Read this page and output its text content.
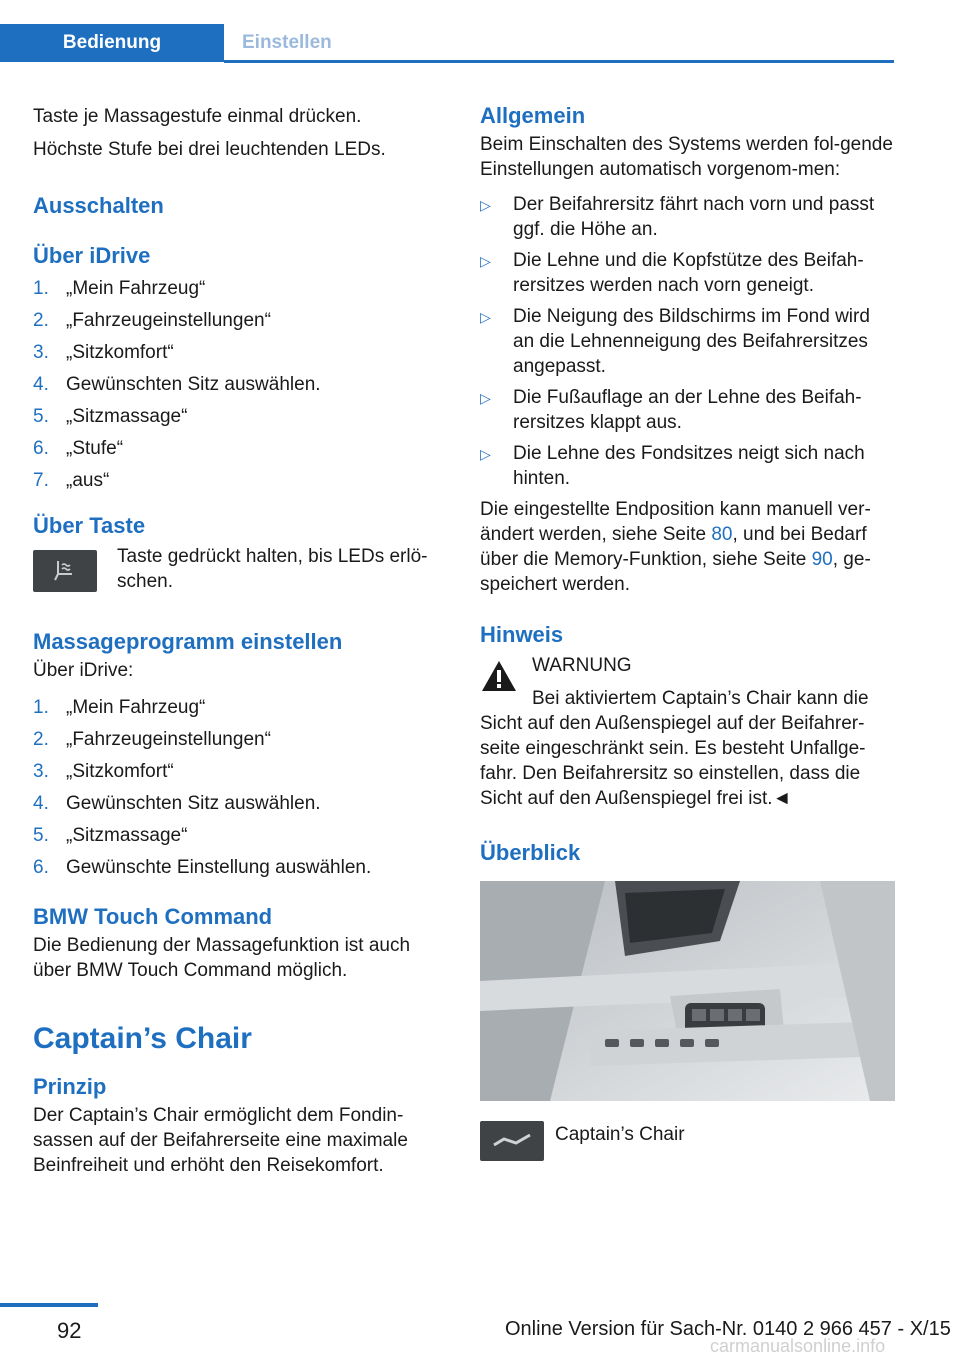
Bedienung	Einstellen

Taste je Massagestufe einmal drücken.

Höchste Stufe bei drei leuchtenden LEDs.

Ausschalten
Über iDrive
1. „Mein Fahrzeug“
2. „Fahrzeugeinstellungen“
3. „Sitzkomfort“
4. Gewünschten Sitz auswählen.
5. „Sitzmassage“
6. „Stufe“
7. „aus“
Über Taste

Taste gedrückt halten, bis LEDs erlö-schen.

Massageprogramm einstellen

Über iDrive:

1. „Mein Fahrzeug“
2. „Fahrzeugeinstellungen“
3. „Sitzkomfort“
4. Gewünschten Sitz auswählen.
5. „Sitzmassage“
6. Gewünschte Einstellung auswählen.
BMW Touch Command

Die Bedienung der Massagefunktion ist auch über BMW Touch Command möglich.

Captain’s Chair
Prinzip

Der Captain’s Chair ermöglicht dem Fondin-sassen auf der Beifahrerseite eine maximale Beinfreiheit und erhöht den Reisekomfort.

Allgemein

Beim Einschalten des Systems werden fol-gende Einstellungen automatisch vorgenom-men:

▷	Der Beifahrersitz fährt nach vorn und passt ggf. die Höhe an.
▷	Die Lehne und die Kopfstütze des Beifah-rersitzes werden nach vorn geneigt.
▷	Die Neigung des Bildschirms im Fond wird an die Lehnenneigung des Beifahrersitzes angepasst.
▷	Die Fußauflage an der Lehne des Beifah-rersitzes klappt aus.
▷	Die Lehne des Fondsitzes neigt sich nach hinten.

Die eingestellte Endposition kann manuell ver-ändert werden, siehe Seite 80, und bei Bedarf über die Memory-Funktion, siehe Seite 90, ge-speichert werden.

Hinweis

WARNUNG

Bei aktiviertem Captain’s Chair kann die

Sicht auf den Außenspiegel auf der Beifahrer-seite eingeschränkt sein. Es besteht Unfallge-fahr. Den Beifahrersitz so einstellen, dass die Sicht auf den Außenspiegel frei ist.◄

Überblick

Captain’s Chair

92	Online Version für Sach-Nr. 0140 2 966 457 - X/15
carmanualsonline.info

--- --- ---

Task to complete:
With the pictures omitted, give every line above again exactly.

Worked solution:
Read this page and output its text content.
Bedienung	Einstellen

Taste je Massagestufe einmal drücken.

Höchste Stufe bei drei leuchtenden LEDs.

Ausschalten
Über iDrive
1. „Mein Fahrzeug“
2. „Fahrzeugeinstellungen“
3. „Sitzkomfort“
4. Gewünschten Sitz auswählen.
5. „Sitzmassage“
6. „Stufe“
7. „aus“
Über Taste

Taste gedrückt halten, bis LEDs erlö-schen.

Massageprogramm einstellen

Über iDrive:

1. „Mein Fahrzeug“
2. „Fahrzeugeinstellungen“
3. „Sitzkomfort“
4. Gewünschten Sitz auswählen.
5. „Sitzmassage“
6. Gewünschte Einstellung auswählen.
BMW Touch Command

Die Bedienung der Massagefunktion ist auch über BMW Touch Command möglich.

Captain’s Chair
Prinzip

Der Captain’s Chair ermöglicht dem Fondin-sassen auf der Beifahrerseite eine maximale Beinfreiheit und erhöht den Reisekomfort.

Allgemein

Beim Einschalten des Systems werden fol-gende Einstellungen automatisch vorgenom-men:

▷	Der Beifahrersitz fährt nach vorn und passt ggf. die Höhe an.
▷	Die Lehne und die Kopfstütze des Beifah-rersitzes werden nach vorn geneigt.
▷	Die Neigung des Bildschirms im Fond wird an die Lehnenneigung des Beifahrersitzes angepasst.
▷	Die Fußauflage an der Lehne des Beifah-rersitzes klappt aus.
▷	Die Lehne des Fondsitzes neigt sich nach hinten.

Die eingestellte Endposition kann manuell ver-ändert werden, siehe Seite 80, und bei Bedarf über die Memory-Funktion, siehe Seite 90, ge-speichert werden.

Hinweis

WARNUNG

Bei aktiviertem Captain’s Chair kann die

Sicht auf den Außenspiegel auf der Beifahrer-seite eingeschränkt sein. Es besteht Unfallge-fahr. Den Beifahrersitz so einstellen, dass die Sicht auf den Außenspiegel frei ist.◄

Überblick

Captain’s Chair

92	Online Version für Sach-Nr. 0140 2 966 457 - X/15
carmanualsonline.info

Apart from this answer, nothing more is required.